__REQUIRED WORK__: Find the lines with "JSON" in them and copy them out.

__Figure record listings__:
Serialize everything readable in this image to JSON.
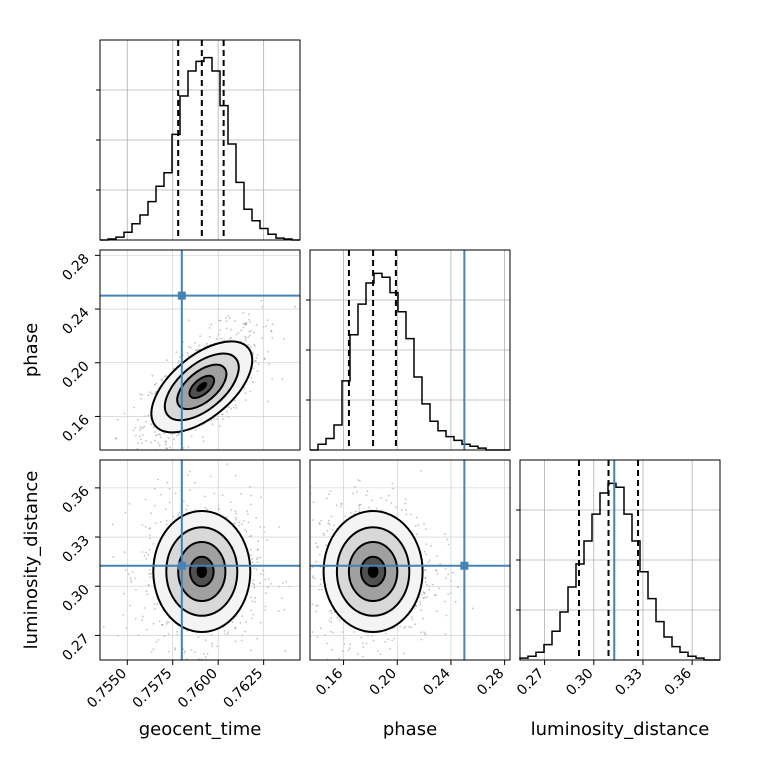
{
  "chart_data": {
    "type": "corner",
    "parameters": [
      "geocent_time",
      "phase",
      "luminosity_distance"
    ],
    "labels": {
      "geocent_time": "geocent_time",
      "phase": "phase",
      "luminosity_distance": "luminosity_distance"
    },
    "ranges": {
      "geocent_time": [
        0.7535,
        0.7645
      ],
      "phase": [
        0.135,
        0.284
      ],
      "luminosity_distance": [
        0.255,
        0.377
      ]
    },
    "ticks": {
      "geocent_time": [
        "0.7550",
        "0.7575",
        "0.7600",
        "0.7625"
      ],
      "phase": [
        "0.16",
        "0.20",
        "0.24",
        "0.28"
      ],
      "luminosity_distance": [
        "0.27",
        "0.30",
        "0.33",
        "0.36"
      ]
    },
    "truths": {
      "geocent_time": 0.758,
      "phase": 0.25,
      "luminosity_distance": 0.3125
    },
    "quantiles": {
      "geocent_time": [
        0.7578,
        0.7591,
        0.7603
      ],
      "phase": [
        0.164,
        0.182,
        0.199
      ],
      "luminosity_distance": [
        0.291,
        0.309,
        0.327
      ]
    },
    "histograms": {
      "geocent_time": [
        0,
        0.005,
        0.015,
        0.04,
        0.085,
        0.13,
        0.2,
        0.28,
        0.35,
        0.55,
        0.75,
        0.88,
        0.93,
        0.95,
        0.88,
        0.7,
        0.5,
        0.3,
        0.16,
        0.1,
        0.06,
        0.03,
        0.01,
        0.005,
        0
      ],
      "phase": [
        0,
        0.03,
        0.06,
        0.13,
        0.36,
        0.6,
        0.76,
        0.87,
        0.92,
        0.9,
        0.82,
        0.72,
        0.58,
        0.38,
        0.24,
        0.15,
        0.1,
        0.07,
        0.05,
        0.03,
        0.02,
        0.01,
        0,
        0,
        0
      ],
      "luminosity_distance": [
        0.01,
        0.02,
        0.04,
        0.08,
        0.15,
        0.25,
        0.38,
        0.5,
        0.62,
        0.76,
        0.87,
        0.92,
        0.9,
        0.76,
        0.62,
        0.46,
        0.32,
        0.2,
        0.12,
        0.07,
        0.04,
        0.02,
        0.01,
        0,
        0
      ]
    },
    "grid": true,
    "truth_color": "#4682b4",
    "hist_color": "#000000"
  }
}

---

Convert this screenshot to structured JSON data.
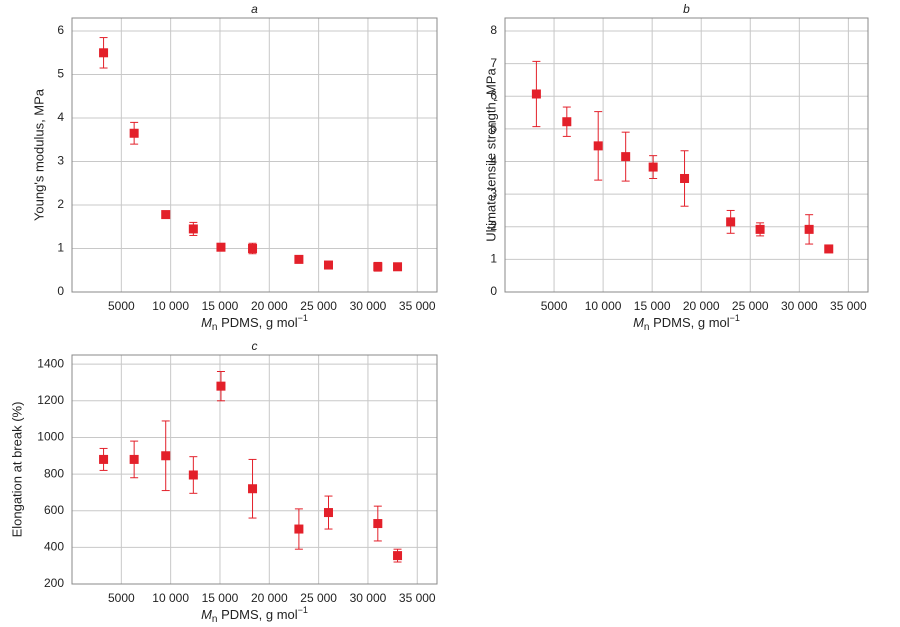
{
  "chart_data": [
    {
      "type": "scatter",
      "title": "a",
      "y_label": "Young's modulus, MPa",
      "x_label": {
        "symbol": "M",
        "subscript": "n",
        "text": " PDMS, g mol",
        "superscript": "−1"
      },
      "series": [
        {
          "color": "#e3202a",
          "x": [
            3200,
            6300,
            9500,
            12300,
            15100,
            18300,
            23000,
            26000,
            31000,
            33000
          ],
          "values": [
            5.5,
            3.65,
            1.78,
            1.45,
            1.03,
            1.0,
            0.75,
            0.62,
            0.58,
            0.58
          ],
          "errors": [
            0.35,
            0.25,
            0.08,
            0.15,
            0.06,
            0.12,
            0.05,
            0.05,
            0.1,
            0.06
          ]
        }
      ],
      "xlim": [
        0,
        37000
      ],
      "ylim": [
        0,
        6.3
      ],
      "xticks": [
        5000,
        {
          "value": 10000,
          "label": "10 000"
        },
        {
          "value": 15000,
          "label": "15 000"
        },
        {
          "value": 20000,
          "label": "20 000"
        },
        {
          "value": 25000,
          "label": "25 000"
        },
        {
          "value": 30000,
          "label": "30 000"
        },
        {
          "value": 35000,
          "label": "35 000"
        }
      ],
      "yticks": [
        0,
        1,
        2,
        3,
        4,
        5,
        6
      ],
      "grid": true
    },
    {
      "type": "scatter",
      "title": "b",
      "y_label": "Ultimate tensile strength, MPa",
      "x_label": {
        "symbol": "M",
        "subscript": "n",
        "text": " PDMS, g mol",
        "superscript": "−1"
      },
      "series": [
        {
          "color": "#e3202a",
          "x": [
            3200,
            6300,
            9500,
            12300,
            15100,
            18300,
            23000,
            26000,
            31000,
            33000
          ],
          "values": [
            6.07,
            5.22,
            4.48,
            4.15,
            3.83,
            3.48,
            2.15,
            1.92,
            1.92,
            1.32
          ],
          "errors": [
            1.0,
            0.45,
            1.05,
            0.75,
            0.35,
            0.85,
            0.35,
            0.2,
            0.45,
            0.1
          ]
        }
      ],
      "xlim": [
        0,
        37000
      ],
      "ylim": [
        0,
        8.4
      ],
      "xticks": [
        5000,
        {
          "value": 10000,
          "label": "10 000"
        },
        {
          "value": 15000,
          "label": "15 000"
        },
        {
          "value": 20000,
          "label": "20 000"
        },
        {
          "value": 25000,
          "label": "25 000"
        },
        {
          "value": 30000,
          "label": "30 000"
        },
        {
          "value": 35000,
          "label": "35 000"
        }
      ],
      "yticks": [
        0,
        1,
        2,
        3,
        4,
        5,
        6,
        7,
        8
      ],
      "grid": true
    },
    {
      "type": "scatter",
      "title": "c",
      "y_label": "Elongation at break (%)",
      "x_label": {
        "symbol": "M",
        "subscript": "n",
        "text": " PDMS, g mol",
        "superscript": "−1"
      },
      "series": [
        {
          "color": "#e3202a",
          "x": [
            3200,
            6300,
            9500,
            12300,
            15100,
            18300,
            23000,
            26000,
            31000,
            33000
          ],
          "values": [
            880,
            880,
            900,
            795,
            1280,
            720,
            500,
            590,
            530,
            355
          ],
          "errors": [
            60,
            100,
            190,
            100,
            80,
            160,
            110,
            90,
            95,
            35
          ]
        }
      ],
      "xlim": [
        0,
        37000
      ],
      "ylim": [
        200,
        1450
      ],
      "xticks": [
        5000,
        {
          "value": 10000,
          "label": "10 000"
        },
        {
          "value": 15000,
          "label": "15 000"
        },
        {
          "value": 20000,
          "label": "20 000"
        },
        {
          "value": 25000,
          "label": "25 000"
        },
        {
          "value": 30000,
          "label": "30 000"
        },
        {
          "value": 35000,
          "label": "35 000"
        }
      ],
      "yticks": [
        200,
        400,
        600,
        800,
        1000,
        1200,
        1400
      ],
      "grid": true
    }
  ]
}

__EXPECTED OUTPUT__:
Serialize everything readable in this image to JSON.
Convert this screenshot to structured JSON data.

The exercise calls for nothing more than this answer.